[Annotated element listings]
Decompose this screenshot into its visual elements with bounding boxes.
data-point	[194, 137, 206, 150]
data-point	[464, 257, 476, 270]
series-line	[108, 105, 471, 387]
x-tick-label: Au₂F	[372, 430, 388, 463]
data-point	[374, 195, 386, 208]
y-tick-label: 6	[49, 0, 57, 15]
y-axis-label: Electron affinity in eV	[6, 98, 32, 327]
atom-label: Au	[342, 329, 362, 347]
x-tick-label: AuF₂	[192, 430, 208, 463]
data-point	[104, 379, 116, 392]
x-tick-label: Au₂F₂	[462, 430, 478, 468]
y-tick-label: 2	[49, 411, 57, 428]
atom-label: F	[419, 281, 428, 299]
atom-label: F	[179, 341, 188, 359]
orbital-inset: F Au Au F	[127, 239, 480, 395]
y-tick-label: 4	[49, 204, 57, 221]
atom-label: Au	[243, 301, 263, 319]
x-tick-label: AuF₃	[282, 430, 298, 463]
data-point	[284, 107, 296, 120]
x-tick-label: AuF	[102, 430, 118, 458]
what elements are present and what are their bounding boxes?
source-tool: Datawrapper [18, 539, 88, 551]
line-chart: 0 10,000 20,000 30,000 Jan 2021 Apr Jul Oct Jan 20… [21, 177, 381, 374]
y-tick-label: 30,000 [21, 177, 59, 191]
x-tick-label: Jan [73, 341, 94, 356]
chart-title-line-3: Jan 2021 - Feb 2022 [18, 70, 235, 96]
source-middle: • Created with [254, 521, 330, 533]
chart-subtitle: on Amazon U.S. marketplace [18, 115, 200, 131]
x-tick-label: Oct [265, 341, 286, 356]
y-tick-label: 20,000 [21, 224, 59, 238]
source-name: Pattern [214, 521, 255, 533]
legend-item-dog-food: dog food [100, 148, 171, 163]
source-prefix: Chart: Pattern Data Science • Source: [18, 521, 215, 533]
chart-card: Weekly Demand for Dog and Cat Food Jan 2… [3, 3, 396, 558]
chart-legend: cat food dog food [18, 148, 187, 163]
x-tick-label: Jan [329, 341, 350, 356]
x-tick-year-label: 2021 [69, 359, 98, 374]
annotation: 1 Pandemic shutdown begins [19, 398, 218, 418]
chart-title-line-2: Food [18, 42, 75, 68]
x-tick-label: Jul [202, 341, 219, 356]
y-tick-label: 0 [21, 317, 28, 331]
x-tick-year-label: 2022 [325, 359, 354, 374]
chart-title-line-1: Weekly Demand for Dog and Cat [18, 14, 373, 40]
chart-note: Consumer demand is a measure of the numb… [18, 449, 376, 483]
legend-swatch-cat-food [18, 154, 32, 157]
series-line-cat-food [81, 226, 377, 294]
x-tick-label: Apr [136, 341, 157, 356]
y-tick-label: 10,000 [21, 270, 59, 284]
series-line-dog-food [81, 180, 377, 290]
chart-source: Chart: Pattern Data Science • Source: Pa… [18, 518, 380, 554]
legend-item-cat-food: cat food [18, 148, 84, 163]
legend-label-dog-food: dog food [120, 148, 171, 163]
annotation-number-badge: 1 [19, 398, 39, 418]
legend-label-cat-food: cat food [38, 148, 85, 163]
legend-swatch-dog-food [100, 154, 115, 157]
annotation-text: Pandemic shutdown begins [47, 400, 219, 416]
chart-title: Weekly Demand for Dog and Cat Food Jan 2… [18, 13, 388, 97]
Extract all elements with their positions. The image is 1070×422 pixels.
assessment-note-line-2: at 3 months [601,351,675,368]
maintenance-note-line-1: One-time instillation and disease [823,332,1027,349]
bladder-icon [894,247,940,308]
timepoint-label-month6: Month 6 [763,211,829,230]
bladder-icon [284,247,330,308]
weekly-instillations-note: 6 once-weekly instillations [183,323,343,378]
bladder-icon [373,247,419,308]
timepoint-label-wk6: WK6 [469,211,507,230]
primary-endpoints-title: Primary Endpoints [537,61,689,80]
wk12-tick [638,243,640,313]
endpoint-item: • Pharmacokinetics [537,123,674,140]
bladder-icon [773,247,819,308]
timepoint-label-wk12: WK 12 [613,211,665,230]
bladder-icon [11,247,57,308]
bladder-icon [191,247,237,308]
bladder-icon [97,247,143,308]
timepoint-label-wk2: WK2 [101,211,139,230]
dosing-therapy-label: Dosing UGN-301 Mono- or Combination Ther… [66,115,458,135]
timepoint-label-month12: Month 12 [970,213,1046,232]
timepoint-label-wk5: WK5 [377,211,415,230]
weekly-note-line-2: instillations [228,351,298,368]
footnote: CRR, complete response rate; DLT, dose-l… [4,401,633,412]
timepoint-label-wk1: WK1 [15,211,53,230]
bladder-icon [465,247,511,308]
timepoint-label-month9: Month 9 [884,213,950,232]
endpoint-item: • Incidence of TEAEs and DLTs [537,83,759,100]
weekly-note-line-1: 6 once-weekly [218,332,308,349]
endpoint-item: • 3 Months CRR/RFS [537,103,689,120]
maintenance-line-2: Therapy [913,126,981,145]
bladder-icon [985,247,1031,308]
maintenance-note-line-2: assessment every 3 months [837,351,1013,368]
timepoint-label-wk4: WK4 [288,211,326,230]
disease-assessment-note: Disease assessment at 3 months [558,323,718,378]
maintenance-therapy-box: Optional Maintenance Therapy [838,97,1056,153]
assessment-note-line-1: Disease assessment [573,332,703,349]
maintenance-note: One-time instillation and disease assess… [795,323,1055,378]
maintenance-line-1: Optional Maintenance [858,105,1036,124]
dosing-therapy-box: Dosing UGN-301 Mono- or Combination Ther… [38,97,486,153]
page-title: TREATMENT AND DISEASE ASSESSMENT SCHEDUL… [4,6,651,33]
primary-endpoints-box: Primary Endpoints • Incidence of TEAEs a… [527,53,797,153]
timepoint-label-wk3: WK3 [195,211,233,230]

## Aim of the exercise
Rewrite every record above, substituting "x-axis-tick" for each "x-tick-label" and leaving all other text unchanged.

## Result of this exercise
Decompose this screenshot into its visual elements with bounding boxes.
data-point	[194, 137, 206, 150]
data-point	[464, 257, 476, 270]
series-line	[108, 105, 471, 387]
x-axis-tick: Au₂F	[372, 430, 388, 463]
data-point	[374, 195, 386, 208]
y-tick-label: 6	[49, 0, 57, 15]
y-axis-label: Electron affinity in eV	[6, 98, 32, 327]
atom-label: Au	[342, 329, 362, 347]
x-axis-tick: AuF₂	[192, 430, 208, 463]
data-point	[104, 379, 116, 392]
x-axis-tick: Au₂F₂	[462, 430, 478, 468]
y-tick-label: 2	[49, 411, 57, 428]
atom-label: F	[419, 281, 428, 299]
atom-label: F	[179, 341, 188, 359]
orbital-inset: F Au Au F	[127, 239, 480, 395]
y-tick-label: 4	[49, 204, 57, 221]
atom-label: Au	[243, 301, 263, 319]
x-axis-tick: AuF₃	[282, 430, 298, 463]
data-point	[284, 107, 296, 120]
x-axis-tick: AuF	[102, 430, 118, 458]
what elements are present and what are their bounding boxes?
source-tool: Datawrapper [18, 539, 88, 551]
line-chart: 0 10,000 20,000 30,000 Jan 2021 Apr Jul Oct Jan 20… [21, 177, 381, 374]
y-tick-label: 30,000 [21, 177, 59, 191]
x-axis-tick: Jan [73, 341, 94, 356]
chart-title-line-3: Jan 2021 - Feb 2022 [18, 70, 235, 96]
source-middle: • Created with [254, 521, 330, 533]
chart-subtitle: on Amazon U.S. marketplace [18, 115, 200, 131]
x-axis-tick: Oct [265, 341, 286, 356]
y-tick-label: 20,000 [21, 224, 59, 238]
source-name: Pattern [214, 521, 255, 533]
legend-item-dog-food: dog food [100, 148, 171, 163]
source-prefix: Chart: Pattern Data Science • Source: [18, 521, 215, 533]
chart-card: Weekly Demand for Dog and Cat Food Jan 2… [3, 3, 396, 558]
chart-legend: cat food dog food [18, 148, 187, 163]
x-axis-tick: Jan [329, 341, 350, 356]
x-tick-year-label: 2021 [69, 359, 98, 374]
annotation: 1 Pandemic shutdown begins [19, 398, 218, 418]
chart-title-line-2: Food [18, 42, 75, 68]
x-axis-tick: Jul [202, 341, 219, 356]
y-tick-label: 0 [21, 317, 28, 331]
x-tick-year-label: 2022 [325, 359, 354, 374]
chart-title-line-1: Weekly Demand for Dog and Cat [18, 14, 373, 40]
chart-note: Consumer demand is a measure of the numb… [18, 449, 376, 483]
legend-swatch-cat-food [18, 154, 32, 157]
series-line-cat-food [81, 226, 377, 294]
x-axis-tick: Apr [136, 341, 157, 356]
y-tick-label: 10,000 [21, 270, 59, 284]
series-line-dog-food [81, 180, 377, 290]
chart-source: Chart: Pattern Data Science • Source: Pa… [18, 518, 380, 554]
legend-item-cat-food: cat food [18, 148, 84, 163]
legend-label-dog-food: dog food [120, 148, 171, 163]
annotation-number-badge: 1 [19, 398, 39, 418]
legend-label-cat-food: cat food [38, 148, 85, 163]
legend-swatch-dog-food [100, 154, 115, 157]
annotation-text: Pandemic shutdown begins [47, 400, 219, 416]
chart-title: Weekly Demand for Dog and Cat Food Jan 2… [18, 13, 388, 97]
Extract all elements with their positions. The image is 1070×422 pixels.
assessment-note-line-2: at 3 months [601,351,675,368]
maintenance-note-line-1: One-time instillation and disease [823,332,1027,349]
bladder-icon [894,247,940,308]
timepoint-label-month6: Month 6 [763,211,829,230]
bladder-icon [284,247,330,308]
weekly-instillations-note: 6 once-weekly instillations [183,323,343,378]
bladder-icon [373,247,419,308]
timepoint-label-wk6: WK6 [469,211,507,230]
primary-endpoints-title: Primary Endpoints [537,61,689,80]
wk12-tick [638,243,640,313]
endpoint-item: • Pharmacokinetics [537,123,674,140]
bladder-icon [773,247,819,308]
timepoint-label-wk12: WK 12 [613,211,665,230]
bladder-icon [11,247,57,308]
bladder-icon [191,247,237,308]
bladder-icon [97,247,143,308]
timepoint-label-wk2: WK2 [101,211,139,230]
dosing-therapy-label: Dosing UGN-301 Mono- or Combination Ther… [66,115,458,135]
timepoint-label-month12: Month 12 [970,213,1046,232]
timepoint-label-wk5: WK5 [377,211,415,230]
weekly-note-line-2: instillations [228,351,298,368]
footnote: CRR, complete response rate; DLT, dose-l… [4,401,633,412]
timepoint-label-wk1: WK1 [15,211,53,230]
bladder-icon [465,247,511,308]
timepoint-label-month9: Month 9 [884,213,950,232]
endpoint-item: • Incidence of TEAEs and DLTs [537,83,759,100]
weekly-note-line-1: 6 once-weekly [218,332,308,349]
endpoint-item: • 3 Months CRR/RFS [537,103,689,120]
maintenance-line-2: Therapy [913,126,981,145]
bladder-icon [985,247,1031,308]
maintenance-note-line-2: assessment every 3 months [837,351,1013,368]
timepoint-label-wk4: WK4 [288,211,326,230]
disease-assessment-note: Disease assessment at 3 months [558,323,718,378]
maintenance-therapy-box: Optional Maintenance Therapy [838,97,1056,153]
assessment-note-line-1: Disease assessment [573,332,703,349]
maintenance-note: One-time instillation and disease assess… [795,323,1055,378]
maintenance-line-1: Optional Maintenance [858,105,1036,124]
dosing-therapy-box: Dosing UGN-301 Mono- or Combination Ther… [38,97,486,153]
page-title: TREATMENT AND DISEASE ASSESSMENT SCHEDUL… [4,6,651,33]
primary-endpoints-box: Primary Endpoints • Incidence of TEAEs a… [527,53,797,153]
timepoint-label-wk3: WK3 [195,211,233,230]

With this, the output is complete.